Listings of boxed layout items
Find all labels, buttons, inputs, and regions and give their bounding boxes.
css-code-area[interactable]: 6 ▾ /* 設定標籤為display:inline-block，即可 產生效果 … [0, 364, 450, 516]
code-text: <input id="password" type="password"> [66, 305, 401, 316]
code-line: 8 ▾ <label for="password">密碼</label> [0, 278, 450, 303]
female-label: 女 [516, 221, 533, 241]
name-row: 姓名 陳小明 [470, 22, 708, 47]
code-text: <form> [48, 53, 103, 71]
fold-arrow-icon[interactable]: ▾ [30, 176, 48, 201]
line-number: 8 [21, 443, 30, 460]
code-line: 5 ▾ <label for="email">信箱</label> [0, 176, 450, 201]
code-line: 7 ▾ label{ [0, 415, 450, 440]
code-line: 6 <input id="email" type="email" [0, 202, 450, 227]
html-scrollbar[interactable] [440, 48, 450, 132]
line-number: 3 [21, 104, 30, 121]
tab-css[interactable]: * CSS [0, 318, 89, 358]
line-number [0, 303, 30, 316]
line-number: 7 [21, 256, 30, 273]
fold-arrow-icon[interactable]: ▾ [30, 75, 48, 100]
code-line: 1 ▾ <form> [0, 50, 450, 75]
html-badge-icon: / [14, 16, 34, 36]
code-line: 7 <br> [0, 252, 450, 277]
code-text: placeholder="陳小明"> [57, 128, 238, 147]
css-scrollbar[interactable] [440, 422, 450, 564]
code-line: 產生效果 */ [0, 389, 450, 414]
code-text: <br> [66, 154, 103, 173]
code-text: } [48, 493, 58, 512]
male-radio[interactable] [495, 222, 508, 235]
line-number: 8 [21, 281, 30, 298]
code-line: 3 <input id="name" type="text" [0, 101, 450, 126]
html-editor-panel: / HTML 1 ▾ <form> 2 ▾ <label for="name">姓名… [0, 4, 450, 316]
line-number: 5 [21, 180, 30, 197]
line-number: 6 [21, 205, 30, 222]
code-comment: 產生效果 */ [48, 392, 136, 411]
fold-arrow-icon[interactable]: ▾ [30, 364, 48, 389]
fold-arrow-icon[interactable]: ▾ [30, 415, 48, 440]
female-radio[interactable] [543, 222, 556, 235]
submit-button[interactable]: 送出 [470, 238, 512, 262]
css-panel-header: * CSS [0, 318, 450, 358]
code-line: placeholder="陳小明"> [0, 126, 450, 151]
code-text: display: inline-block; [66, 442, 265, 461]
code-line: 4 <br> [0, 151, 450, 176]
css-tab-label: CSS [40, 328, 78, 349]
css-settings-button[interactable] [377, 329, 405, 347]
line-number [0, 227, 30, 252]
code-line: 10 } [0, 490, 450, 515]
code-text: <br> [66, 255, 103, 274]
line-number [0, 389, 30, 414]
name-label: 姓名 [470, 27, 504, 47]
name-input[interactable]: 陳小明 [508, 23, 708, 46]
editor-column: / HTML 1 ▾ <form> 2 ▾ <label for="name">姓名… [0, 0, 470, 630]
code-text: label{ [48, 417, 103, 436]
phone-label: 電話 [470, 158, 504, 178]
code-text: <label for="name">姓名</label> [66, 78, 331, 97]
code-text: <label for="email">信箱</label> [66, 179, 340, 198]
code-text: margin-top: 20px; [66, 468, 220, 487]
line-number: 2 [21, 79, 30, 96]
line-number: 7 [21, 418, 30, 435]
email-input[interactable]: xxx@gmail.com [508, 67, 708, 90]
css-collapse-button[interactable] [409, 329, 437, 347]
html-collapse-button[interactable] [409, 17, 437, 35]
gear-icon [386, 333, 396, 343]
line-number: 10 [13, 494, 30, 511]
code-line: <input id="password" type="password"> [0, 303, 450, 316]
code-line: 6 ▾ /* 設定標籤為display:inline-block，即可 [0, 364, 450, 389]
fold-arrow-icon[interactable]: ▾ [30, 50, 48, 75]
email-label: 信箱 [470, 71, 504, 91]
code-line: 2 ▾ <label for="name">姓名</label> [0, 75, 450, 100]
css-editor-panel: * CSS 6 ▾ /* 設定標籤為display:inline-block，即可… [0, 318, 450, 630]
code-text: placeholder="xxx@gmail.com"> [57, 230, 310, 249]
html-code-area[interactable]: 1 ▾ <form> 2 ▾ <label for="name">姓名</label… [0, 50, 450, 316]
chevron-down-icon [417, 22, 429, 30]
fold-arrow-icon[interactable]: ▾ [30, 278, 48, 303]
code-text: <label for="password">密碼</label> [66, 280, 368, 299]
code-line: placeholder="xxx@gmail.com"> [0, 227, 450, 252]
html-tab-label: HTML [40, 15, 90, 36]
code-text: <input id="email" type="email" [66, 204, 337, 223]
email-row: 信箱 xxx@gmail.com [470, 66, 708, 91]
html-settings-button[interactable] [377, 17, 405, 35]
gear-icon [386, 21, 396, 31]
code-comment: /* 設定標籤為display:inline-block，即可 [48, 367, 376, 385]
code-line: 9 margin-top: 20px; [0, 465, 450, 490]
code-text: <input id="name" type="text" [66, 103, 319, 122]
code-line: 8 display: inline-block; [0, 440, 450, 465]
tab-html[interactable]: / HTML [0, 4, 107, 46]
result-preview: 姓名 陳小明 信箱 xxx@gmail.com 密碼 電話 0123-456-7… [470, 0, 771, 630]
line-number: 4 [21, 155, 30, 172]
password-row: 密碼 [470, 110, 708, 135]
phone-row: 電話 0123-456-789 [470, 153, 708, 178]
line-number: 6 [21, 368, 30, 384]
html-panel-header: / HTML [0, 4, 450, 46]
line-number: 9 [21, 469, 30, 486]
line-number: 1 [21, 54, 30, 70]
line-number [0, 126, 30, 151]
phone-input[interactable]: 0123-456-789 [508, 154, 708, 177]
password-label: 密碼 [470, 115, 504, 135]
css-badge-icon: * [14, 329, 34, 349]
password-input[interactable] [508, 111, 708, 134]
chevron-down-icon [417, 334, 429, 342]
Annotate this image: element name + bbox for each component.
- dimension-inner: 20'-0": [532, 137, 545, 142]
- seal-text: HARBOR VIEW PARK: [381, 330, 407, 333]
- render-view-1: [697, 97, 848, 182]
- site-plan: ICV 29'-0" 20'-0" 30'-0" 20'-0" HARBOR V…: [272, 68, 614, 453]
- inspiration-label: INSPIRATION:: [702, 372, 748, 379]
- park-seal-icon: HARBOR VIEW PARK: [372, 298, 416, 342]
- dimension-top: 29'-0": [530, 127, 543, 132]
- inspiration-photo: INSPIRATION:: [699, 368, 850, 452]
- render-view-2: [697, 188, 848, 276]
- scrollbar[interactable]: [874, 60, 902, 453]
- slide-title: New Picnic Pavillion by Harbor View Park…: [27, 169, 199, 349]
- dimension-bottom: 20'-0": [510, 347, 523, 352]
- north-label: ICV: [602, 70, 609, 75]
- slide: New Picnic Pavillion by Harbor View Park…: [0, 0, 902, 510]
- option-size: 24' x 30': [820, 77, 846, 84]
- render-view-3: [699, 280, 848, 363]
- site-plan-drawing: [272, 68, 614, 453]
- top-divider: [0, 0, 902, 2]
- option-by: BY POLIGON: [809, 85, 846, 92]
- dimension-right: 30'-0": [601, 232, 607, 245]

→ What is expected:
Gather every line in the records above that contains the string "female", matching case exactly, and copy each line in full.

→ Exercise output:
female-label: 女 [516, 221, 533, 241]
female-radio[interactable] [543, 222, 556, 235]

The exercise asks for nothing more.